- SET EXERCISE -
Below are the records; copy each line in them that holds the word "label".

Records excerpted from a collection:
----------

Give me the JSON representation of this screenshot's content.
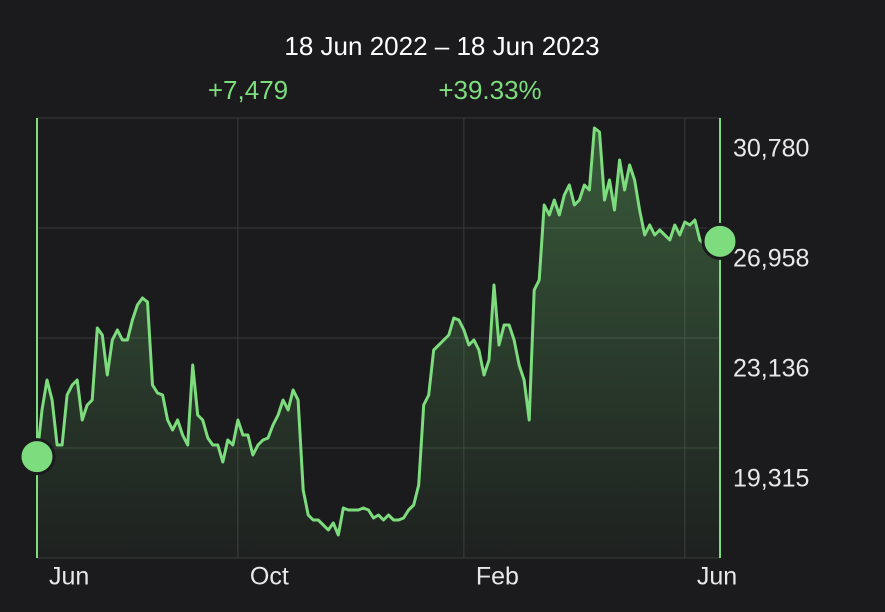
{
  "chart_data": {
    "type": "line",
    "title": "18 Jun 2022 – 18 Jun 2023",
    "change": "+7,479",
    "change_percent": "+39.33%",
    "color": "#7ddc7d",
    "values": [
      19016,
      20636,
      21678,
      20983,
      19420,
      19420,
      21157,
      21504,
      21678,
      20289,
      20810,
      20983,
      23485,
      23241,
      21852,
      23068,
      23415,
      23068,
      23068,
      23763,
      24284,
      24527,
      24388,
      21504,
      21226,
      21157,
      20289,
      19941,
      20289,
      19767,
      19420,
      22199,
      20462,
      20289,
      19663,
      19420,
      19420,
      18829,
      19594,
      19420,
      20289,
      19767,
      19767,
      19073,
      19420,
      19594,
      19663,
      20115,
      20462,
      20983,
      20636,
      21331,
      20983,
      17857,
      16988,
      16815,
      16815,
      16641,
      16467,
      16710,
      16293,
      17231,
      17162,
      17162,
      17162,
      17231,
      17162,
      16884,
      16988,
      16815,
      16988,
      16815,
      16815,
      16884,
      17162,
      17336,
      18030,
      20810,
      21157,
      22720,
      22894,
      23068,
      23241,
      23832,
      23763,
      23415,
      22894,
      23068,
      22720,
      21852,
      22373,
      24978,
      22894,
      23589,
      23589,
      23068,
      22199,
      21678,
      20289,
      24805,
      25152,
      27758,
      27410,
      27931,
      27410,
      28105,
      28452,
      27758,
      27931,
      28452,
      28279,
      30433,
      30294,
      27931,
      28626,
      27584,
      29321,
      28279,
      29147,
      28626,
      27584,
      26715,
      27063,
      26715,
      26889,
      26715,
      26542,
      27063,
      26715,
      27167,
      27063,
      27237,
      26542,
      26368,
      26472,
      26368,
      26495
    ],
    "xticks": [
      {
        "value": 0,
        "label": "Jun"
      },
      {
        "value": 40,
        "label": "Oct"
      },
      {
        "value": 85,
        "label": "Feb"
      },
      {
        "value": 129,
        "label": "Jun"
      }
    ],
    "ylim": [
      15494,
      30780
    ],
    "yticks": [
      {
        "value": 30780,
        "label": "30,780"
      },
      {
        "value": 26958,
        "label": "26,958"
      },
      {
        "value": 23136,
        "label": "23,136"
      },
      {
        "value": 19315,
        "label": "19,315"
      }
    ],
    "grid": true
  }
}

----------

- WRITTEN ANSWER -
        "label": "Jun"
        "label": "Oct"
        "label": "Feb"
        "label": "Jun"
        "label": "30,780"
        "label": "26,958"
        "label": "23,136"
        "label": "19,315"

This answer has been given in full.